- [THE PROBLEM]: Output the line that contains "Read out every word on this page." and every line after it to the end of the entries, with nothing added or left out.

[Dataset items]
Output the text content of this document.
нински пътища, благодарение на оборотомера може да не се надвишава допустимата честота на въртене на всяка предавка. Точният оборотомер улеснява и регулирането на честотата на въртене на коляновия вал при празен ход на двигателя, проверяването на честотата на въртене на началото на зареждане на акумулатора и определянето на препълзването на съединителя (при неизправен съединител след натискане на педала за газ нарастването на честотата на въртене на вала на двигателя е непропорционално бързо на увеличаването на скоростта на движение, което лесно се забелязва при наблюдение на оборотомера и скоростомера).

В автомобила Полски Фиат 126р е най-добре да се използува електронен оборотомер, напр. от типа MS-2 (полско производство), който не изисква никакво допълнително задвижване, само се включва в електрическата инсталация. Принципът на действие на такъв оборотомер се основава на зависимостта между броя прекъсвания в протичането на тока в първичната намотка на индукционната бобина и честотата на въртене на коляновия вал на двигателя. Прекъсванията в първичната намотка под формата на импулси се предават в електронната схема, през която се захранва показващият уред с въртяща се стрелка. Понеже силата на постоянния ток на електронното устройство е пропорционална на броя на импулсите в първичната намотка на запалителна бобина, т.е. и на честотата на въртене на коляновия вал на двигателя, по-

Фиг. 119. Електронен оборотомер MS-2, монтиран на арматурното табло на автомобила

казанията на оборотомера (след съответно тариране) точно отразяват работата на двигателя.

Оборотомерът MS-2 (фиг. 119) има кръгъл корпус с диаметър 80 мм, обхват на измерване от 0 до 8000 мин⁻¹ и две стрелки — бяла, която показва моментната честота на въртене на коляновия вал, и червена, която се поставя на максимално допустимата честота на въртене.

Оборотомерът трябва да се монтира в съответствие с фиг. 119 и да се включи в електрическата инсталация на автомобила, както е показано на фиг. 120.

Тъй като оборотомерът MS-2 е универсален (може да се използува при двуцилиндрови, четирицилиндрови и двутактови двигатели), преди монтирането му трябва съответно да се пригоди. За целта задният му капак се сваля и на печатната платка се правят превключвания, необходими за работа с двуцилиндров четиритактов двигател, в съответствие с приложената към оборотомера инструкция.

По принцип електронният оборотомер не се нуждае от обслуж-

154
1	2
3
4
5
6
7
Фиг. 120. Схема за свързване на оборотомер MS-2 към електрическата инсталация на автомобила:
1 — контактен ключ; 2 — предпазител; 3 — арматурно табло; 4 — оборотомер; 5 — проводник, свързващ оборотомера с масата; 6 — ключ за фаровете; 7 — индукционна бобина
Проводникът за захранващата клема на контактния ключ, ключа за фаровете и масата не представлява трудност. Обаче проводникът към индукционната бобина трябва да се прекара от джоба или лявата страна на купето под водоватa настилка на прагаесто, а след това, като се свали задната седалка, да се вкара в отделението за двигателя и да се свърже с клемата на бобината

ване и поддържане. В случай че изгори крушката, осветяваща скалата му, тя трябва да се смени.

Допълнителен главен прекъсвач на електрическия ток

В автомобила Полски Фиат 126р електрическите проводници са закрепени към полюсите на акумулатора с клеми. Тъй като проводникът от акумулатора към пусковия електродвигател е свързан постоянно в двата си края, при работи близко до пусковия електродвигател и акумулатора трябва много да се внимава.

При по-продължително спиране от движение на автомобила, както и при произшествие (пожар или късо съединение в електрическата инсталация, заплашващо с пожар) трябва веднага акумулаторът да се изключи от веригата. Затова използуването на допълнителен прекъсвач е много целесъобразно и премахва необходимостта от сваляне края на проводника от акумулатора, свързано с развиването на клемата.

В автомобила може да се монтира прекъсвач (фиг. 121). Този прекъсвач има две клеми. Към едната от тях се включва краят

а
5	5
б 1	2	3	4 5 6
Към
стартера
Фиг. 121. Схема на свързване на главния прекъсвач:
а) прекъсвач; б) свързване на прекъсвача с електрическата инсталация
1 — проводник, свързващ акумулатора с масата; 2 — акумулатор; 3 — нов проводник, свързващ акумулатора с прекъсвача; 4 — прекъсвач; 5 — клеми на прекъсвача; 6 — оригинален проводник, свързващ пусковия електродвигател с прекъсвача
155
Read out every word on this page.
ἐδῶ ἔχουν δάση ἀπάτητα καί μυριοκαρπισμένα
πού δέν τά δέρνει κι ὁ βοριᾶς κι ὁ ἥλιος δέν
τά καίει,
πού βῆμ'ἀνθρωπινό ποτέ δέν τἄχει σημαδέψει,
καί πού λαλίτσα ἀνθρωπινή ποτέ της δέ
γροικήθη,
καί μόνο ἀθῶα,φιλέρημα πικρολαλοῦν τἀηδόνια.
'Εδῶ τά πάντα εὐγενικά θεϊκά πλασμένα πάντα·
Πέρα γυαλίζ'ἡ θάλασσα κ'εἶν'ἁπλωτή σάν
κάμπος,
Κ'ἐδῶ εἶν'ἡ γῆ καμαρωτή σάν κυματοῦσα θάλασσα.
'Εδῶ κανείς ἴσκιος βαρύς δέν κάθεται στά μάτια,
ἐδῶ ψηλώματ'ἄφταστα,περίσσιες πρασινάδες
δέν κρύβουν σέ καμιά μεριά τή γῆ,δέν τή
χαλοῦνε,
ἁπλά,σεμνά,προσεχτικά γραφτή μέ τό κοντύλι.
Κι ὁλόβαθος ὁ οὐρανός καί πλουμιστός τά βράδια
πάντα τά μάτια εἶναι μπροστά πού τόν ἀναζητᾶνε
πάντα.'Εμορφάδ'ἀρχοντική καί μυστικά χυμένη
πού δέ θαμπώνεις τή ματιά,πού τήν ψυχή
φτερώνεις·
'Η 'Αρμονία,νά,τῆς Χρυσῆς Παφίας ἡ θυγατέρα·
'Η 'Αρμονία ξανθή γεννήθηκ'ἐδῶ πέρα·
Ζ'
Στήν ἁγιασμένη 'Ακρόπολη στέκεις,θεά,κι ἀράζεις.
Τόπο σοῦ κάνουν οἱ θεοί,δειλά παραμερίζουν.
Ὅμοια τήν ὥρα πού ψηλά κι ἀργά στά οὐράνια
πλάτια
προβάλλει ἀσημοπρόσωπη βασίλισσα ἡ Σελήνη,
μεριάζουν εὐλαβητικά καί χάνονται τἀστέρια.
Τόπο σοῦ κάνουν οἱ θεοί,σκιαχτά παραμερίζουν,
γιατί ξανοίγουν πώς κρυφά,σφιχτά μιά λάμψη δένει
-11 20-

- [FINISHED TASK]:
Read out every word on this page.
ἐδῶ ἔχουν δάση ἀπάτητα καί μυριοκαρπισμένα
πού δέν τά δέρνει κι ὁ βοριᾶς κι ὁ ἥλιος δέν
τά καίει,
πού βῆμ'ἀνθρωπινό ποτέ δέν τἄχει σημαδέψει,
καί πού λαλίτσα ἀνθρωπινή ποτέ της δέ
γροικήθη,
καί μόνο ἀθῶα,φιλέρημα πικρολαλοῦν τἀηδόνια.
'Εδῶ τά πάντα εὐγενικά θεϊκά πλασμένα πάντα·
Πέρα γυαλίζ'ἡ θάλασσα κ'εἶν'ἁπλωτή σάν
κάμπος,
Κ'ἐδῶ εἶν'ἡ γῆ καμαρωτή σάν κυματοῦσα θάλασσα.
'Εδῶ κανείς ἴσκιος βαρύς δέν κάθεται στά μάτια,
ἐδῶ ψηλώματ'ἄφταστα,περίσσιες πρασινάδες
δέν κρύβουν σέ καμιά μεριά τή γῆ,δέν τή
χαλοῦνε,
ἁπλά,σεμνά,προσεχτικά γραφτή μέ τό κοντύλι.
Κι ὁλόβαθος ὁ οὐρανός καί πλουμιστός τά βράδια
πάντα τά μάτια εἶναι μπροστά πού τόν ἀναζητᾶνε
πάντα.'Εμορφάδ'ἀρχοντική καί μυστικά χυμένη
πού δέ θαμπώνεις τή ματιά,πού τήν ψυχή
φτερώνεις·
'Η 'Αρμονία,νά,τῆς Χρυσῆς Παφίας ἡ θυγατέρα·
'Η 'Αρμονία ξανθή γεννήθηκ'ἐδῶ πέρα·
Ζ'
Στήν ἁγιασμένη 'Ακρόπολη στέκεις,θεά,κι ἀράζεις.
Τόπο σοῦ κάνουν οἱ θεοί,δειλά παραμερίζουν.
Ὅμοια τήν ὥρα πού ψηλά κι ἀργά στά οὐράνια
πλάτια
προβάλλει ἀσημοπρόσωπη βασίλισσα ἡ Σελήνη,
μεριάζουν εὐλαβητικά καί χάνονται τἀστέρια.
Τόπο σοῦ κάνουν οἱ θεοί,σκιαχτά παραμερίζουν,
γιατί ξανοίγουν πώς κρυφά,σφιχτά μιά λάμψη δένει
-11 20-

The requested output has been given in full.